- SHORT TASK: Whenever a line contains the string "территории", copy it out of the entries.

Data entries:

►

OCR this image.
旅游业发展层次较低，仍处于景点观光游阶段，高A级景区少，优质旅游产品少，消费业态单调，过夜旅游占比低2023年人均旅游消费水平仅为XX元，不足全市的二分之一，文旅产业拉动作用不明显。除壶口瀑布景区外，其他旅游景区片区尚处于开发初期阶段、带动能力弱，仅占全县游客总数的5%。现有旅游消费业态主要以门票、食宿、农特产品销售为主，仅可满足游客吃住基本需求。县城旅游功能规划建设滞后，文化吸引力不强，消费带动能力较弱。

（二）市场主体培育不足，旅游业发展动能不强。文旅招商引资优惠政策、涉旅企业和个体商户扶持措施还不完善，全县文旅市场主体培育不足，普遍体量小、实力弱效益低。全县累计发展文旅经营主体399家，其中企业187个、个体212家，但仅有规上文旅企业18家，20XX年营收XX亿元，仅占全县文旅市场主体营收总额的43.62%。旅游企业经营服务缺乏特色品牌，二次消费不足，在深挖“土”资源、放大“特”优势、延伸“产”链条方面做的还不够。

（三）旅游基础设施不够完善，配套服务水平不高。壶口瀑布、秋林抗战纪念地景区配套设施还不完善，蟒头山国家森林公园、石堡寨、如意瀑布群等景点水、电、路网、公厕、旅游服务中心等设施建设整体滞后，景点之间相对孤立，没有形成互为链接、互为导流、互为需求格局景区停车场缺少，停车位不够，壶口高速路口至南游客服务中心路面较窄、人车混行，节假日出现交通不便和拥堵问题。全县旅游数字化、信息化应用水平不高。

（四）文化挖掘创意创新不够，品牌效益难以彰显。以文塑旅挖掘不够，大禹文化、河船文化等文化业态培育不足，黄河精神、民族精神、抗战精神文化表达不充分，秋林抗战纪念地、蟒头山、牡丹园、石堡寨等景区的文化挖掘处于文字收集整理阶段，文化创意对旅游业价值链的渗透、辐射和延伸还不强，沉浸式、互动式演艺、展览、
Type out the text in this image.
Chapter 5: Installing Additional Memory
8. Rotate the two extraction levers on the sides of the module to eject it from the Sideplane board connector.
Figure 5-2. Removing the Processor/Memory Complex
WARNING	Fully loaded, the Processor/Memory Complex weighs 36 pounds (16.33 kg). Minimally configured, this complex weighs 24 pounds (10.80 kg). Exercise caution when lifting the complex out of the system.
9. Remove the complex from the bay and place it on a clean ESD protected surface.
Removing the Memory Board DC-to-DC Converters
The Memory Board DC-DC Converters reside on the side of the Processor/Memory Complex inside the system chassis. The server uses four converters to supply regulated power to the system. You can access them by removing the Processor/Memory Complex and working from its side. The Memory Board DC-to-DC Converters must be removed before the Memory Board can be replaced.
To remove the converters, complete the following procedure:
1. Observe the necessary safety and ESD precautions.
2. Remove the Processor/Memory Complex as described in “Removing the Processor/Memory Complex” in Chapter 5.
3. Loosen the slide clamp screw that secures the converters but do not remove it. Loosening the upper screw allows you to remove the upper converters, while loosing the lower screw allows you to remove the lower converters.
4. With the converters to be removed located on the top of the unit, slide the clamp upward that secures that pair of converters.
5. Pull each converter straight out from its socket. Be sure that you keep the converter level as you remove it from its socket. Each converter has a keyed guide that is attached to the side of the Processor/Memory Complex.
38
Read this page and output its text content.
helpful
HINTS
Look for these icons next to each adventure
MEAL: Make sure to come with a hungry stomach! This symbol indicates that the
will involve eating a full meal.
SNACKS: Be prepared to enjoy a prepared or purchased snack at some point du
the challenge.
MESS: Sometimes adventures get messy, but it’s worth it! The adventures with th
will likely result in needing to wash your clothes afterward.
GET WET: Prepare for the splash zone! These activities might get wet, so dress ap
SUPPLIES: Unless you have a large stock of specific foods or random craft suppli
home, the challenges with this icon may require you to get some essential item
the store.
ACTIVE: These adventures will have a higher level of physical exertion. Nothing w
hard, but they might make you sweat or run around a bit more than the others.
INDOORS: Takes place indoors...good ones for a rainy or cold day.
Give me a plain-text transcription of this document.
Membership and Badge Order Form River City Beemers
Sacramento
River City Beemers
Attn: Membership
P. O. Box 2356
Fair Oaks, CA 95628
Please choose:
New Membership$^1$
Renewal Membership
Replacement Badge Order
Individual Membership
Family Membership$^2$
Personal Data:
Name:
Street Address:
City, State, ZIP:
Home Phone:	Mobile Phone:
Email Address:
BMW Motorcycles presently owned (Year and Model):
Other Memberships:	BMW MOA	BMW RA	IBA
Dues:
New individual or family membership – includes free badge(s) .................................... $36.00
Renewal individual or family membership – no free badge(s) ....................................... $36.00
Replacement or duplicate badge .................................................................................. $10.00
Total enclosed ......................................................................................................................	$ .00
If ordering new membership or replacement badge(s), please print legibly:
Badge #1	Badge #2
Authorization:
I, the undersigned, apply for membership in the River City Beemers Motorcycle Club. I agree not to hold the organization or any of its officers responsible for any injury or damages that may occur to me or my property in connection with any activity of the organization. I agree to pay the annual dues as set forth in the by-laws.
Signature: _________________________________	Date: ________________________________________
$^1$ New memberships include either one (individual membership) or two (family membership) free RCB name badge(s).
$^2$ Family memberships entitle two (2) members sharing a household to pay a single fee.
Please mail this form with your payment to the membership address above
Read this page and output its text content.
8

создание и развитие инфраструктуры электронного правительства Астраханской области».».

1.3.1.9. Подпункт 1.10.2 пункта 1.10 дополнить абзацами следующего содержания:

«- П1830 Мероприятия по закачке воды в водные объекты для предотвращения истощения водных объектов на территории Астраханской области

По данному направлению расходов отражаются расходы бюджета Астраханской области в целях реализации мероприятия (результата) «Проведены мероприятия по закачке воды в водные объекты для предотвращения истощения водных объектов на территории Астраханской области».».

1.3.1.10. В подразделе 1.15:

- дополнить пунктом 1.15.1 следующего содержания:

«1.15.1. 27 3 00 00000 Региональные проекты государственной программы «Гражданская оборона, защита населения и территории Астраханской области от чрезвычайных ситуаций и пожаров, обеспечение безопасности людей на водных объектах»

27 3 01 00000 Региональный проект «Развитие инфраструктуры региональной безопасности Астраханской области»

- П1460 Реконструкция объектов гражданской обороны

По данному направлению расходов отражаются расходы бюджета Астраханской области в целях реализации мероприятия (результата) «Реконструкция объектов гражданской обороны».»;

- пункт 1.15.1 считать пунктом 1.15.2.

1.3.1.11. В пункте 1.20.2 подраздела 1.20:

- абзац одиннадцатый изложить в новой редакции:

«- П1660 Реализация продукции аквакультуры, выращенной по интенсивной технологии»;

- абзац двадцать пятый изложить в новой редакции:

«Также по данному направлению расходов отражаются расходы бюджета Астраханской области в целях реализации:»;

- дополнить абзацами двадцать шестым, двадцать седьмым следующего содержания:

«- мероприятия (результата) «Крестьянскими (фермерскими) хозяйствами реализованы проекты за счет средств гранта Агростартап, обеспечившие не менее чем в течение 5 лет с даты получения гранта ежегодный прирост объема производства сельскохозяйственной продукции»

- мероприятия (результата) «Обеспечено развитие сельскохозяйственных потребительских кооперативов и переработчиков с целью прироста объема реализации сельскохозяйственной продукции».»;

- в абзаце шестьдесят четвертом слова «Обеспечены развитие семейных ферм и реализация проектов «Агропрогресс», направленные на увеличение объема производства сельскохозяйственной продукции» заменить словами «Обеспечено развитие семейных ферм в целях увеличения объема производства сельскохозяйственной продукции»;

◄

- THE ANSWER:
«- П1830 Мероприятия по закачке воды в водные объекты для предотвращения истощения водных объектов на территории Астраханской области
По данному направлению расходов отражаются расходы бюджета Астраханской области в целях реализации мероприятия (результата) «Проведены мероприятия по закачке воды в водные объекты для предотвращения истощения водных объектов на территории Астраханской области».».
«1.15.1. 27 3 00 00000 Региональные проекты государственной программы «Гражданская оборона, защита населения и территории Астраханской области от чрезвычайных ситуаций и пожаров, обеспечение безопасности людей на водных объектах»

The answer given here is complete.